= Stored data =
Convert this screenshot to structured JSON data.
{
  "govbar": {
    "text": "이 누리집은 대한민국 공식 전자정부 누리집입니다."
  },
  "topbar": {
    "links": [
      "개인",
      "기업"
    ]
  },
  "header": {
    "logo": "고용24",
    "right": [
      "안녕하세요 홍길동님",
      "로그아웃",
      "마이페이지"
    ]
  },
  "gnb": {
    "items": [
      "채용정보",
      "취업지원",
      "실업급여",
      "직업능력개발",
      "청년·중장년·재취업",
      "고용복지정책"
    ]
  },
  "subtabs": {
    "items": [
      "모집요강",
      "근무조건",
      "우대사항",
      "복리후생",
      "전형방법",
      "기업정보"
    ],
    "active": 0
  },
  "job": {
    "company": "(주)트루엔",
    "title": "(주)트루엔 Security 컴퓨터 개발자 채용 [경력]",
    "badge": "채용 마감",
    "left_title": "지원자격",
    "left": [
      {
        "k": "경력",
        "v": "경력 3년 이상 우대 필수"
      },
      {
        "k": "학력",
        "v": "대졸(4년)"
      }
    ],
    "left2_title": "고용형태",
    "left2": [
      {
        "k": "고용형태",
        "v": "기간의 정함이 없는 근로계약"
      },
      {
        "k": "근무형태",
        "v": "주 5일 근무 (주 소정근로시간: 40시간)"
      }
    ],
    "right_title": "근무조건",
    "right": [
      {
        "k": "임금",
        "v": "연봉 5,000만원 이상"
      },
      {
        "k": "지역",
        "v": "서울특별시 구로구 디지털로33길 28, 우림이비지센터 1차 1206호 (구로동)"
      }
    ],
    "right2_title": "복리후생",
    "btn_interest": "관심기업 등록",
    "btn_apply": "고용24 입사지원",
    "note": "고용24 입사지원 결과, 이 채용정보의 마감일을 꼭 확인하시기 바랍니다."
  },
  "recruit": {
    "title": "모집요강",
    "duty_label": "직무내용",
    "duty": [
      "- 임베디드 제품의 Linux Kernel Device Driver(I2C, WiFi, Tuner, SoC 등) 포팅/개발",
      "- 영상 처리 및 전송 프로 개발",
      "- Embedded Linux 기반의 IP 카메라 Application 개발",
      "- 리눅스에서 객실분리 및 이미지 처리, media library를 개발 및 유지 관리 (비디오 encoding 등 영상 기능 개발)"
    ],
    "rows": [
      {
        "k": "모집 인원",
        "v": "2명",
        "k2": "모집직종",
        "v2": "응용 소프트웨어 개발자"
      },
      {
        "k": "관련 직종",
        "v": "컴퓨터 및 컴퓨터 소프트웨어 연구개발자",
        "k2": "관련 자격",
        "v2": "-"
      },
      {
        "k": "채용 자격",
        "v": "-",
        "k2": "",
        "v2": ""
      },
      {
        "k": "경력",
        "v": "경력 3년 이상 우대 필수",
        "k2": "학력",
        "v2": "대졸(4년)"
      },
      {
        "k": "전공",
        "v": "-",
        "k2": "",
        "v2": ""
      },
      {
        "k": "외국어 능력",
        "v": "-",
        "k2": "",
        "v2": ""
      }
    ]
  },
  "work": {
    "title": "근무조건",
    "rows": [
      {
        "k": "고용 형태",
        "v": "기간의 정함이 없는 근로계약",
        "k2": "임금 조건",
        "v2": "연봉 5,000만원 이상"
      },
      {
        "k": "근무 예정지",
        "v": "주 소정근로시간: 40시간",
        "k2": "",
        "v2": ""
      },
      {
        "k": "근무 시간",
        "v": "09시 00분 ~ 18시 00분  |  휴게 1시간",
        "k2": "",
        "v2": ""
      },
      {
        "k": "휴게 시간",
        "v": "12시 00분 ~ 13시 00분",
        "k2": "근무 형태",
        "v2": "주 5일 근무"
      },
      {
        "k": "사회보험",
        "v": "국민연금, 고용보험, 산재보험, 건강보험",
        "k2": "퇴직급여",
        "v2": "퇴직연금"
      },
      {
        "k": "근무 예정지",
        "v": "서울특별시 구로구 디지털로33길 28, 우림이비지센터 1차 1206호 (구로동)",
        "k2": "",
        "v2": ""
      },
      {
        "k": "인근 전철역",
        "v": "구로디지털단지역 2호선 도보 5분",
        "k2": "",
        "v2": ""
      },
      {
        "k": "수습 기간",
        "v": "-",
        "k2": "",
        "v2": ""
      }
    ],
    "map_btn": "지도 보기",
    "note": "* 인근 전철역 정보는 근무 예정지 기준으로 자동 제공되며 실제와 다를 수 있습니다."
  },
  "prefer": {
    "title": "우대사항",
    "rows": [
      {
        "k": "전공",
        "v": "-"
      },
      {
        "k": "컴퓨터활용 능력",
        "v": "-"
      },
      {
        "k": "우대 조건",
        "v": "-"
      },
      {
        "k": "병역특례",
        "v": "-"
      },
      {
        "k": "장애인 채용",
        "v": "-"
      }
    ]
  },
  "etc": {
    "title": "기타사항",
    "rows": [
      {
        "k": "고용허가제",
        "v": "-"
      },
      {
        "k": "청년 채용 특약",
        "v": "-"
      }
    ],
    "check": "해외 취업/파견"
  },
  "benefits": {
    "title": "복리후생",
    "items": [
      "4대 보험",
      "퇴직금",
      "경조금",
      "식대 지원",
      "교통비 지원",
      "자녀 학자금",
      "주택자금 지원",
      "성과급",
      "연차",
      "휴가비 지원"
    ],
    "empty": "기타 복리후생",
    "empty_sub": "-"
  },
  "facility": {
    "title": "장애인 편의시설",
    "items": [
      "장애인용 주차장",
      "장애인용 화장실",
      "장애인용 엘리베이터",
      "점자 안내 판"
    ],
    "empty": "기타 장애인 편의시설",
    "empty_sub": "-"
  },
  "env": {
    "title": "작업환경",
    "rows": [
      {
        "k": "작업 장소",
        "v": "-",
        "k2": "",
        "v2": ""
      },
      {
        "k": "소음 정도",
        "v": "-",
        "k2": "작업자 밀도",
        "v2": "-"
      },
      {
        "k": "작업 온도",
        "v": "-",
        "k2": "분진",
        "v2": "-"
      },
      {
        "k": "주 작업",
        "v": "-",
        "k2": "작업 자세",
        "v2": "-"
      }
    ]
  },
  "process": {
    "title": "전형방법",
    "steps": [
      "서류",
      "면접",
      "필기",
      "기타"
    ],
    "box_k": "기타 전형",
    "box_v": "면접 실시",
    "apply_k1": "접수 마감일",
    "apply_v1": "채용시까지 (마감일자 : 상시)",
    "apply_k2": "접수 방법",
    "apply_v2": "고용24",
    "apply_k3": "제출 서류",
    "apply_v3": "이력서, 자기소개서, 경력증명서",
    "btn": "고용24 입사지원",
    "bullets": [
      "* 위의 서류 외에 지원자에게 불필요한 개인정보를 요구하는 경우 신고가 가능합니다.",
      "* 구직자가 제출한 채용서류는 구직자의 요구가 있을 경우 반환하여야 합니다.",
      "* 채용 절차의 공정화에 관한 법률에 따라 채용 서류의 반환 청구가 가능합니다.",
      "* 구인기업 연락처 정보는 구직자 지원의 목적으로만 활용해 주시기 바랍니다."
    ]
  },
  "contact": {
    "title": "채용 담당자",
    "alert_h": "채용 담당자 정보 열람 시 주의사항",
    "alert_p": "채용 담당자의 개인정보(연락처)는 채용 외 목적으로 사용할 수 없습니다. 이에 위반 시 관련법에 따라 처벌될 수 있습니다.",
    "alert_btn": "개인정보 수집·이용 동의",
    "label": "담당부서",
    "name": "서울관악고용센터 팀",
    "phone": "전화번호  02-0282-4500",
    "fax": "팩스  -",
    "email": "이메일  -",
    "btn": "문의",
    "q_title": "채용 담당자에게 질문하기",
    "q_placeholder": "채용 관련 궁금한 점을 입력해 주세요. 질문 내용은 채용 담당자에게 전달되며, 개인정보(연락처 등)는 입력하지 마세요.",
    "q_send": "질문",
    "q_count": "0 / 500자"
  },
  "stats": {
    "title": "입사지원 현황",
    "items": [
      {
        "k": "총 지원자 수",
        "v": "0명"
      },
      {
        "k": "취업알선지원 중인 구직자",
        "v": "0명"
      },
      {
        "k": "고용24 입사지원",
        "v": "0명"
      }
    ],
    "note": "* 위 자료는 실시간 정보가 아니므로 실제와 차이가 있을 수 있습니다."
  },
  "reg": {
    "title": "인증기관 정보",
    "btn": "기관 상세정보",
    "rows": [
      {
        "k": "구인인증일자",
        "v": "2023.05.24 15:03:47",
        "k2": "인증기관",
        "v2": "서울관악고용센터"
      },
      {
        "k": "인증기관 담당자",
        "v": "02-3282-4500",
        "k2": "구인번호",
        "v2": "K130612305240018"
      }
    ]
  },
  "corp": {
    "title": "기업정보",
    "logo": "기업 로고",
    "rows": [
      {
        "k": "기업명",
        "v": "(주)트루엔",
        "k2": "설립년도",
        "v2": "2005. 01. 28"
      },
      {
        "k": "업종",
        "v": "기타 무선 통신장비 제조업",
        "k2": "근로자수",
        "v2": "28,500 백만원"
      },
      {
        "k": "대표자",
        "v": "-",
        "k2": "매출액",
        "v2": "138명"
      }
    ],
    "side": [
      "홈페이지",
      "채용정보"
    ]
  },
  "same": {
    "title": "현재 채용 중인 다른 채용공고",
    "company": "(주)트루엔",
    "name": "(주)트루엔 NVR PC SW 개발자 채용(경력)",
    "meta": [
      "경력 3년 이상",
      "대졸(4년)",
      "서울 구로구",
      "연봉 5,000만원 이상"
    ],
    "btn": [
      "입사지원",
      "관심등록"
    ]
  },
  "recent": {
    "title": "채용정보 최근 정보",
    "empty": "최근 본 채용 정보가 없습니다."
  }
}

= Short task =
Out of the records, collect only those lines that contain the string "담당자에게".

= Full answer =
    "q_title": "채용 담당자에게 질문하기",
    "q_placeholder": "채용 관련 궁금한 점을 입력해 주세요. 질문 내용은 채용 담당자에게 전달되며, 개인정보(연락처 등)는 입력하지 마세요.",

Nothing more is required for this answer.